▸ **Orden de trabajo**:
Responde estas preguntas sobre el texto de abajo acerca del buen gobernante:
1. En el primer párrafo, ¿qué dos cosas no bastan?
2. En el segundo párrafo, ¿desde dónde es imposible experimentar el sentido de la realidad que da la cercanía?
3. En el último párrafo, ¿a quién corresponde el juicio definitivo sobre la calidad del servicio de los funcionarios públicos?

▸ **Sección del texto**:
══════════

La posibilidad de sufrir una derrota en las urnas es un elemento fundamental del sistema democrático. El riesgo implica permitir a la opinión pública ventilar sus valoraciones y repudios. La popularidad presidencial de las encuestas no basta. Tampoco el aplauso de las redes digitales. El respeto a la voluntad de la gente obliga a observar rigurosamente las normas establecidas y, por tanto, expone a la derrota.

El buen gobernante está genuinamente interesado en escuchar directamente la opinión de los gobernados, sin intermediarios que la filtren ni barreras y tarimas que lo alejen del sentir popular. El gobernante sensato se aproxima a aquellos para quienes gobierna y aprende de ellos. La cercanía proporciona un sentido de la realidad imposible de experimentar desde los opulentos salones de Casa Presidencial. La proximidad expone a las críticas, los reclamos airados y también a los insultos. Inevitablemente, si el gobernante se pone a tiro, oye cosas desagradables, pero verdaderas. Si obvia el sentir y el pensar de la gente, no gobierna para ella.

La cercanía es un revulsivo eficaz para las tentaciones del poder, cuya fuerza seductora, casi erótica, solo los más auténticos y comprometidos resisten. Dejarse arrastrar por ella no legitima al gobernante, aun cuando haya llegado al poder en las urnas. Los gobernantes libres y entregados a la ciudadanía gobiernan para su bienestar. El poder bien empleado se ocupa diligentemente de la satisfacción universal y de calidad de las necesidades básicas de la gente, y persigue sin cuartel a los oportunistas y los corruptos, sus enemigos más perniciosos. El juicio definitivo sobre la calidad del servicio de los funcionarios públicos corresponde a la voluntad popular libremente expresada, no al gobernante iluminado de la monarquía absoluta o del despotismo ilustrado.

══════════

(Datos para reconocer la estructura de documentos)
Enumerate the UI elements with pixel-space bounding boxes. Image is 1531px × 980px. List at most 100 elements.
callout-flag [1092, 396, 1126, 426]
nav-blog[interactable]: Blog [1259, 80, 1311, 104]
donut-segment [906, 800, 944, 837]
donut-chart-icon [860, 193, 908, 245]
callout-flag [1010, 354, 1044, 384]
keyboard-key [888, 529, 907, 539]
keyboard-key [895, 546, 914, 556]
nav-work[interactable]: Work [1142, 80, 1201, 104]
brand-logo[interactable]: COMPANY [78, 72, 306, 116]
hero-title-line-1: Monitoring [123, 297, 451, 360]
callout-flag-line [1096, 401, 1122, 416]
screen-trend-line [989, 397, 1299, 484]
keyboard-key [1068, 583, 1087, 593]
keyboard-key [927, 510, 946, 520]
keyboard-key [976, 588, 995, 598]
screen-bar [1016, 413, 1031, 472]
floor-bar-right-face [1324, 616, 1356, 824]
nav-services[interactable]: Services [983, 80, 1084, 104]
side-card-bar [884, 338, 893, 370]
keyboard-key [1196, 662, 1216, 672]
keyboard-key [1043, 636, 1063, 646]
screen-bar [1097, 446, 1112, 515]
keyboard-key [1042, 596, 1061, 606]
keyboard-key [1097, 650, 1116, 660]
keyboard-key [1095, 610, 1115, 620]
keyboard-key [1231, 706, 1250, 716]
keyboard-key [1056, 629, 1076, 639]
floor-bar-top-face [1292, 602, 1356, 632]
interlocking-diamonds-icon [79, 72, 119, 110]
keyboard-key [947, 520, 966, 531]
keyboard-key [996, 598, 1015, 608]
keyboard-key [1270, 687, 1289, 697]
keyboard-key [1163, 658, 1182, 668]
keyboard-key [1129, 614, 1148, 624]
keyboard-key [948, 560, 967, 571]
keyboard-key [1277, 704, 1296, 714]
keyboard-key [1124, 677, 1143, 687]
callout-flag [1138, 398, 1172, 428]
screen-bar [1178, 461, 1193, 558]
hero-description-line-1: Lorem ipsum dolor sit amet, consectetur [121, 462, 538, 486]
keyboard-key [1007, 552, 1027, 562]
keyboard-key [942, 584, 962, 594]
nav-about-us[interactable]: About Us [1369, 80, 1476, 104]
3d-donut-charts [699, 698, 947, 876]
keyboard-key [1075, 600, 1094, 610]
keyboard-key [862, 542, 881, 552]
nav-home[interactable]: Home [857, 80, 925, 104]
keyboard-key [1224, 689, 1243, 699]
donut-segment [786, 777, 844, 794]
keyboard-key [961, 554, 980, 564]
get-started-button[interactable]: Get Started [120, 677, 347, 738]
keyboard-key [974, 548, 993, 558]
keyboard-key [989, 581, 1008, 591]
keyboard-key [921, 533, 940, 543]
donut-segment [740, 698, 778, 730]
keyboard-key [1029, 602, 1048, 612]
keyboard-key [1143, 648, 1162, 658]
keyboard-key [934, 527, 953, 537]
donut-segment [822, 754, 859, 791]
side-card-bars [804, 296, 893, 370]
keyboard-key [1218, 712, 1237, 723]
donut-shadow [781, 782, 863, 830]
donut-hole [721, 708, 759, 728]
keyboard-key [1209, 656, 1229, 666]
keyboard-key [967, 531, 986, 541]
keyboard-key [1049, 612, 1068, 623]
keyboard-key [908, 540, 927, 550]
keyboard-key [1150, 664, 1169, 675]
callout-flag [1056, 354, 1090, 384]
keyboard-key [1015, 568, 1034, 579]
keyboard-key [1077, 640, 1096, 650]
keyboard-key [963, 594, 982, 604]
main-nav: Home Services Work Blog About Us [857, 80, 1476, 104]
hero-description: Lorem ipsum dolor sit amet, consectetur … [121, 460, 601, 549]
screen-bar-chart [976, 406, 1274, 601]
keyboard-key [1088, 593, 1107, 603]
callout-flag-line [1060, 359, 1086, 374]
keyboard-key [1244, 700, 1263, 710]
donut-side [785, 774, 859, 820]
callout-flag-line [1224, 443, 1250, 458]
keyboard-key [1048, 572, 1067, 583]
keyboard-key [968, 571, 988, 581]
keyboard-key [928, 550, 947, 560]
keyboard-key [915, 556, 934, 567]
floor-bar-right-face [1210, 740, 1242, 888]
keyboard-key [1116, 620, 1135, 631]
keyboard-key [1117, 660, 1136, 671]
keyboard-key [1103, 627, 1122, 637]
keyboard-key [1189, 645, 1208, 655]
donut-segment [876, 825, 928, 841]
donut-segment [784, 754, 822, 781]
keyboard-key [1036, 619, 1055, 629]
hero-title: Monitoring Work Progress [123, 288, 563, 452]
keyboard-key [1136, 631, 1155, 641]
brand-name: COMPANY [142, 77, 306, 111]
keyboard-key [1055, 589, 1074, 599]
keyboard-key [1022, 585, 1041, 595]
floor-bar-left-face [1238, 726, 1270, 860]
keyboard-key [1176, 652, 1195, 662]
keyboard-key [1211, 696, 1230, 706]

══════════

▸ **Respuesta escrita**:
1. La popularidad presidencial de las encuestas y el aplauso de las redes digitales.
2. Desde los opulentos salones de Casa Presidencial.
3. A la voluntad popular libremente expresada.